Short problem:
Find the string "more" and gather every line that holds it.

(Collection entries)
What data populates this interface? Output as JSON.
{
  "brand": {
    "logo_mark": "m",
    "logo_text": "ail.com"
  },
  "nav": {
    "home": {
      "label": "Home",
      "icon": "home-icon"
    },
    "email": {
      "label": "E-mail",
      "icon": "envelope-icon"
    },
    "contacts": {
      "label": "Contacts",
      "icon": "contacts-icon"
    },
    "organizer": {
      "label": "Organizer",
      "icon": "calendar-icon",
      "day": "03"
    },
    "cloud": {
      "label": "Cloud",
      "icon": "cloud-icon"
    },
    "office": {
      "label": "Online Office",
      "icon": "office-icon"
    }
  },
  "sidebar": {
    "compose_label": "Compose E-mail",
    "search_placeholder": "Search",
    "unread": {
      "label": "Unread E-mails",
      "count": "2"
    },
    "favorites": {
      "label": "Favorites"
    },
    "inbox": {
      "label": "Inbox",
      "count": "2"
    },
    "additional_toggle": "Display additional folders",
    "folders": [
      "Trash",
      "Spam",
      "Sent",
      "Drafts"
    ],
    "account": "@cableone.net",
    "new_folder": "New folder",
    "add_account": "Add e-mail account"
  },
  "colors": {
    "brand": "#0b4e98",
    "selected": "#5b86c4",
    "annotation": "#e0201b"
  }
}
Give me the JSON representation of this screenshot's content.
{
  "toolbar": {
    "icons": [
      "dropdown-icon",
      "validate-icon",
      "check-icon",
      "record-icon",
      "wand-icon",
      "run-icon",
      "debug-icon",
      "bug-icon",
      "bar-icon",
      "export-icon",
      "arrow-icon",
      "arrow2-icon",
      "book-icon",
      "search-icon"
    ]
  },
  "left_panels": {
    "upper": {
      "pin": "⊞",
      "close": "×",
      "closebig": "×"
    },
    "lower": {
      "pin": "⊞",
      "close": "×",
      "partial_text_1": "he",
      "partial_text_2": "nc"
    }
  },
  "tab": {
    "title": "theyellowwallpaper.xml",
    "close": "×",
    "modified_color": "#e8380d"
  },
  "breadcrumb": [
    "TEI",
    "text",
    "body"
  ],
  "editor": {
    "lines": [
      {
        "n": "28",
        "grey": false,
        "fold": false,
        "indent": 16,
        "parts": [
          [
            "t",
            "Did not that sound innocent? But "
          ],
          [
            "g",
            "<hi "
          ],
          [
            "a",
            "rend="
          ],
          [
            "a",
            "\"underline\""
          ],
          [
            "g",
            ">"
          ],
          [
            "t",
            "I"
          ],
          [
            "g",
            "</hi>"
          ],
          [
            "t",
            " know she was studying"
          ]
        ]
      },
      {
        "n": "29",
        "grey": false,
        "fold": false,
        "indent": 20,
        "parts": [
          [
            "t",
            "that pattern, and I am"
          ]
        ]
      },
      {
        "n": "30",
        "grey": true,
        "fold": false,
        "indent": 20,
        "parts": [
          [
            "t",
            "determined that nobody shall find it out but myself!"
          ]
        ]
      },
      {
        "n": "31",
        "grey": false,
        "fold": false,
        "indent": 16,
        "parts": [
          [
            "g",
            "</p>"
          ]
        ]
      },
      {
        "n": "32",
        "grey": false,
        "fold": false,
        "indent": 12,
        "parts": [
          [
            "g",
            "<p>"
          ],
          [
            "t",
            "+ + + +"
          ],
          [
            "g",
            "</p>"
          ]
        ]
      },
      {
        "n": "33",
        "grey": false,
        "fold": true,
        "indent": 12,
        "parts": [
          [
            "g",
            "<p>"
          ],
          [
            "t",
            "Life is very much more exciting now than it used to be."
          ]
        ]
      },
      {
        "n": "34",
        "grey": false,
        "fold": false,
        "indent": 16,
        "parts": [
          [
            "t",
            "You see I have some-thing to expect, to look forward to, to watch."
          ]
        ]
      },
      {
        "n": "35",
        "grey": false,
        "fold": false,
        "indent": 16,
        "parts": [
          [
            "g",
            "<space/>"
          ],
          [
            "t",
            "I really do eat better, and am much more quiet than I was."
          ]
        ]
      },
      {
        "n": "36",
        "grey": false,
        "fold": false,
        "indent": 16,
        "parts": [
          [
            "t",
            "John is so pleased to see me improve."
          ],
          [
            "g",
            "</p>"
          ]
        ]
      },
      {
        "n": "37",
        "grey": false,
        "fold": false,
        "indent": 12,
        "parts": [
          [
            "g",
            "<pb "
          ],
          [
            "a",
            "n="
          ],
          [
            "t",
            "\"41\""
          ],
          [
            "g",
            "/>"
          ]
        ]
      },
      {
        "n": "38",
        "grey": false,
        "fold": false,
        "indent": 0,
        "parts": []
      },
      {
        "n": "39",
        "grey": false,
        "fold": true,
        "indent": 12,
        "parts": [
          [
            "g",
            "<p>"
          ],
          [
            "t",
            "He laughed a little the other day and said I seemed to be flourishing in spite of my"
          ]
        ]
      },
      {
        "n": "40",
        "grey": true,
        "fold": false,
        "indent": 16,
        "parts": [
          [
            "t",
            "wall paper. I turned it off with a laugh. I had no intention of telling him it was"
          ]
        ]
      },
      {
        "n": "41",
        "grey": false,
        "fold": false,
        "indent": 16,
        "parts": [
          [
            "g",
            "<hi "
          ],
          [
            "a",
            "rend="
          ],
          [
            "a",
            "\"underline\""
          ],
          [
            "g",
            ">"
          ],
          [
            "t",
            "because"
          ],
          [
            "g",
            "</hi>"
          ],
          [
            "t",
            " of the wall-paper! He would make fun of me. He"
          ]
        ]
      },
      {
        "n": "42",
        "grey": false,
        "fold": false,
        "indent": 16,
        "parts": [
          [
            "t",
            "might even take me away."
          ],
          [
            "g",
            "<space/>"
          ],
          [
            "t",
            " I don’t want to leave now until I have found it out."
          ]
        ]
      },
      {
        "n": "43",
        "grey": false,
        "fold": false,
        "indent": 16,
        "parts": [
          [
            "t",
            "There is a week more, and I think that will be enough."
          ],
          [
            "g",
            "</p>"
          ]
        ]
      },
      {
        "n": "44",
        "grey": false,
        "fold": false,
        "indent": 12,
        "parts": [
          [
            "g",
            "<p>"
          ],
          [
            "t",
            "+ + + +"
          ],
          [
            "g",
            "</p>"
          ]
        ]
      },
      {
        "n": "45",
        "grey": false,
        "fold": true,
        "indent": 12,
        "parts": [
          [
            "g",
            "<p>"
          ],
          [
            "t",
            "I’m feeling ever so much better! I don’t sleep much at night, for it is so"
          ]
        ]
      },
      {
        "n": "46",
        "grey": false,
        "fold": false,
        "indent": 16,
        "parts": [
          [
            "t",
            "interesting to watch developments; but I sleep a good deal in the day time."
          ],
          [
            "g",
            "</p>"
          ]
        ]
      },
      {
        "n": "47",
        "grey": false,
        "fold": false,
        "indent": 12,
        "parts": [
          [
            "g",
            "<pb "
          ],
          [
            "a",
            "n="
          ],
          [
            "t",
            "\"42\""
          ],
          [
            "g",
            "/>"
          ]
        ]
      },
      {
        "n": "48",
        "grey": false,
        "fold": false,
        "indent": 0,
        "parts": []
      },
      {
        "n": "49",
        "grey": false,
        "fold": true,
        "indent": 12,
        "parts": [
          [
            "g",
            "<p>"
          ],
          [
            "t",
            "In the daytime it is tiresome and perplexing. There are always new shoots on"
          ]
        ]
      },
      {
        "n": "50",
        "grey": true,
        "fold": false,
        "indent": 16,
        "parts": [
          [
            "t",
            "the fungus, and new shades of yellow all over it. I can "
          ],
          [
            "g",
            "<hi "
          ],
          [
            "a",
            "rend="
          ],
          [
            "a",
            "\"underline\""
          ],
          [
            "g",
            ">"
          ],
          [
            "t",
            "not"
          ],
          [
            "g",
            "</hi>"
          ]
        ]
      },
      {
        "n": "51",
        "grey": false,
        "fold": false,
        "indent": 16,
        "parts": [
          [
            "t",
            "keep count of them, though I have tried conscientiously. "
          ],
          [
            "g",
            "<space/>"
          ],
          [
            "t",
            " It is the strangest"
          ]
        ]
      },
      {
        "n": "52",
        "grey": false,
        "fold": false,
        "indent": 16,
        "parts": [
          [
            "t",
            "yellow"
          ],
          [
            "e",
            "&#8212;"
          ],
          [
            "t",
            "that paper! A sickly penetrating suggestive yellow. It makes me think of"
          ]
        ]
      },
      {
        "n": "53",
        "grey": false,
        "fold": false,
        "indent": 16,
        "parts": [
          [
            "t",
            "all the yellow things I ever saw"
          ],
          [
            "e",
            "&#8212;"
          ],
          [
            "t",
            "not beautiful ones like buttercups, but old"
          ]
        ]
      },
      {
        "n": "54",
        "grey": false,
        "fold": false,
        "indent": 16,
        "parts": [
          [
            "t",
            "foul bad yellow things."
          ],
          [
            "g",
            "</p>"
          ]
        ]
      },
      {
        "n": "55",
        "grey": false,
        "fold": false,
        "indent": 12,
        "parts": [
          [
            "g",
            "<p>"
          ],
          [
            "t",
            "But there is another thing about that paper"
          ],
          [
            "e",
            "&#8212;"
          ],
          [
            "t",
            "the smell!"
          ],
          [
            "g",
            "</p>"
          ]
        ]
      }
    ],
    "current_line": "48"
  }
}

Task response:
            "Life is very much more exciting now than it used to be."
            "I really do eat better, and am much more quiet than I was."
            "There is a week more, and I think that will be enough."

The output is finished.